_Exercise materials_

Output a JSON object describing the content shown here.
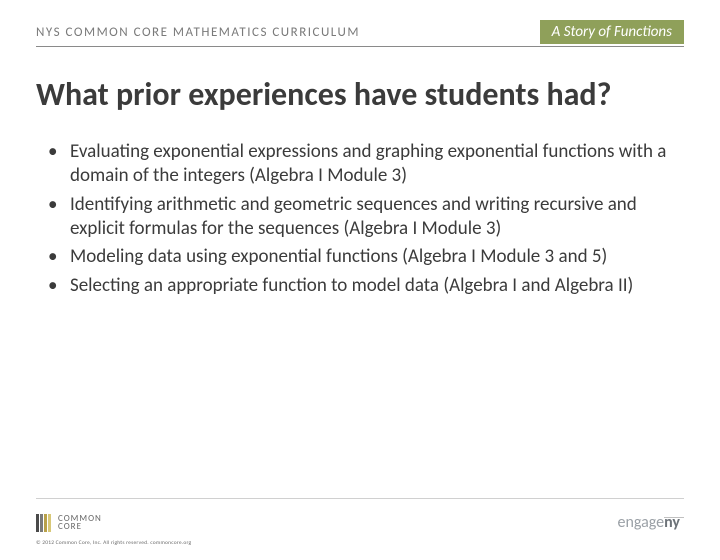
{
  "header": {
    "left": "NYS COMMON CORE MATHEMATICS CURRICULUM",
    "right": "A Story of Functions",
    "right_bg": "#8fa05a",
    "border_color": "#8a8a8a"
  },
  "title": "What prior experiences have students had?",
  "bullets": [
    "Evaluating exponential expressions and graphing exponential functions with a domain of the integers (Algebra I Module 3)",
    "Identifying arithmetic and geometric sequences and writing recursive and explicit formulas for the sequences (Algebra I Module 3)",
    "Modeling data using exponential functions (Algebra I Module 3 and 5)",
    "Selecting an appropriate function to model data (Algebra I and Algebra II)"
  ],
  "footer": {
    "cc_bars": [
      "#4a4a4a",
      "#7a7a7a",
      "#b9a14a",
      "#d8c878"
    ],
    "cc_top": "COMMON",
    "cc_bot": "CORE",
    "copyright": "© 2012 Common Core, Inc. All rights reserved. commoncore.org",
    "engage_part1": "engage",
    "engage_part2": "ny",
    "engage_color1": "#9aa0a6",
    "engage_color2": "#6d7379"
  },
  "colors": {
    "text": "#3b3b3b",
    "header_text": "#7a7a7a",
    "background": "#ffffff"
  },
  "typography": {
    "title_fontsize": 32,
    "body_fontsize": 19,
    "header_fontsize": 13
  }
}
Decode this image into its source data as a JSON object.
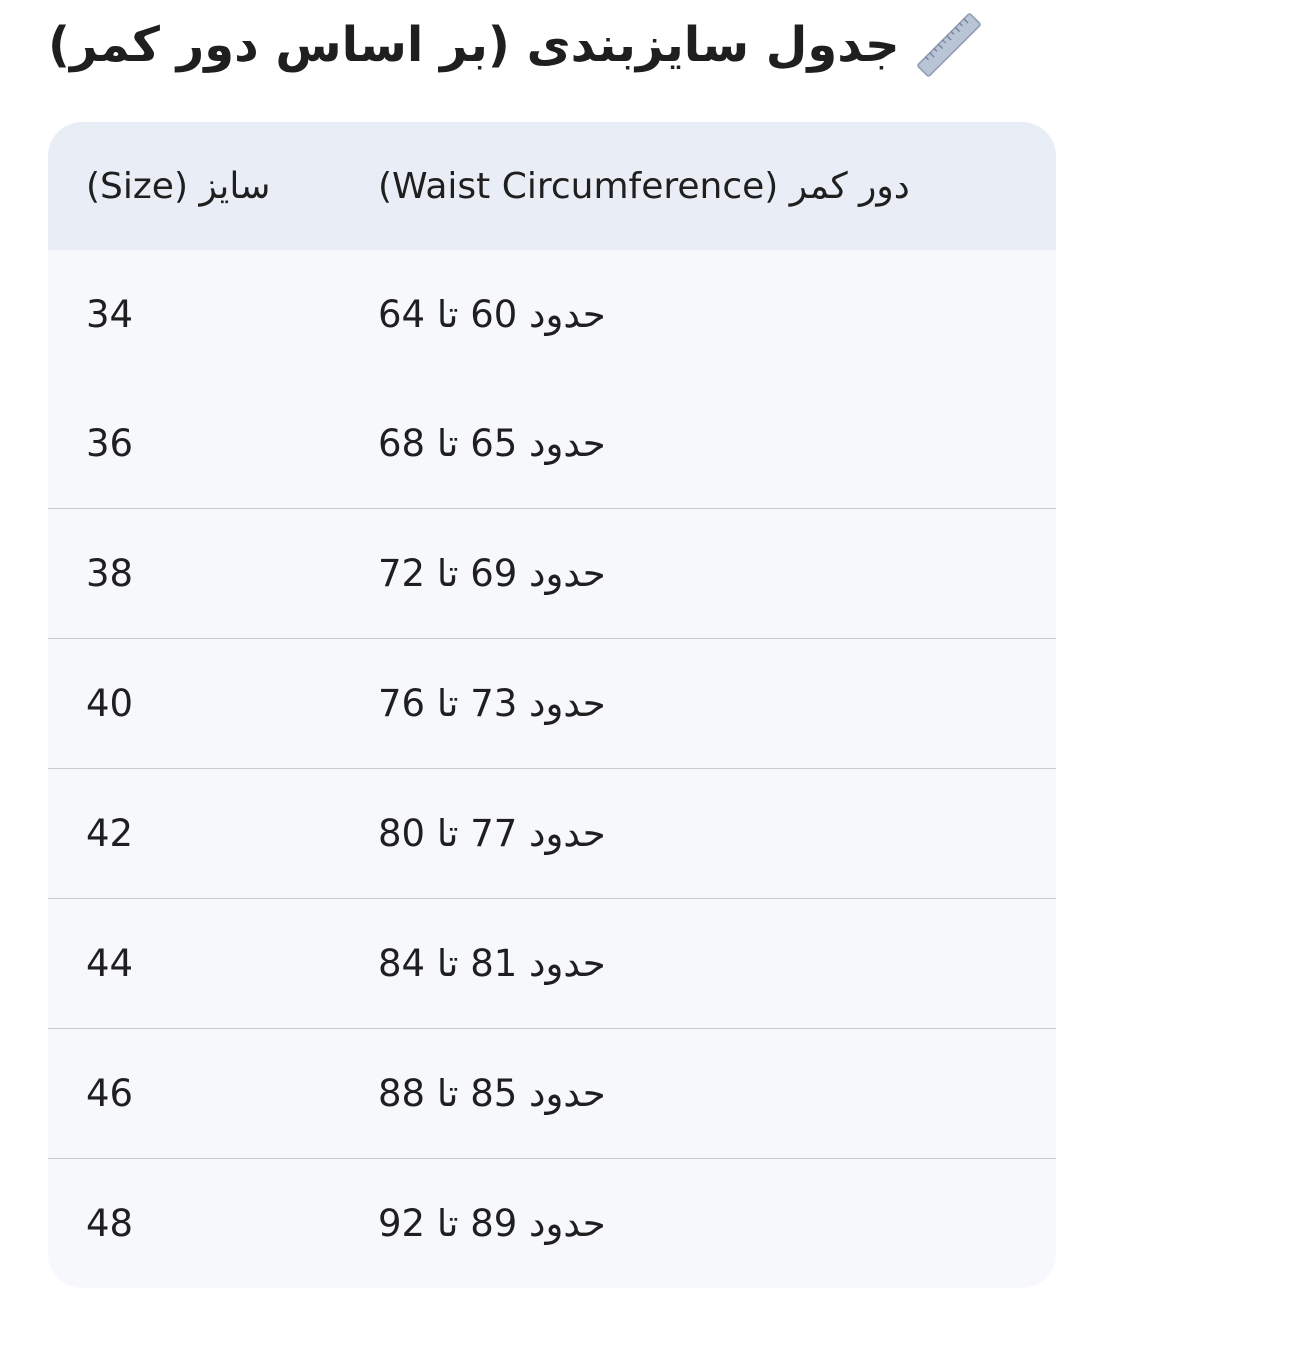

_Written exercise_
Every line that holds the string "data" should be returned.

_The response_
    "Modeling data using exponential functions (Algebra I Module 3 and 5)",
    "Selecting an appropriate function to model data (Algebra I and Algebra II)"
Decode this image into its source data as a JSON object.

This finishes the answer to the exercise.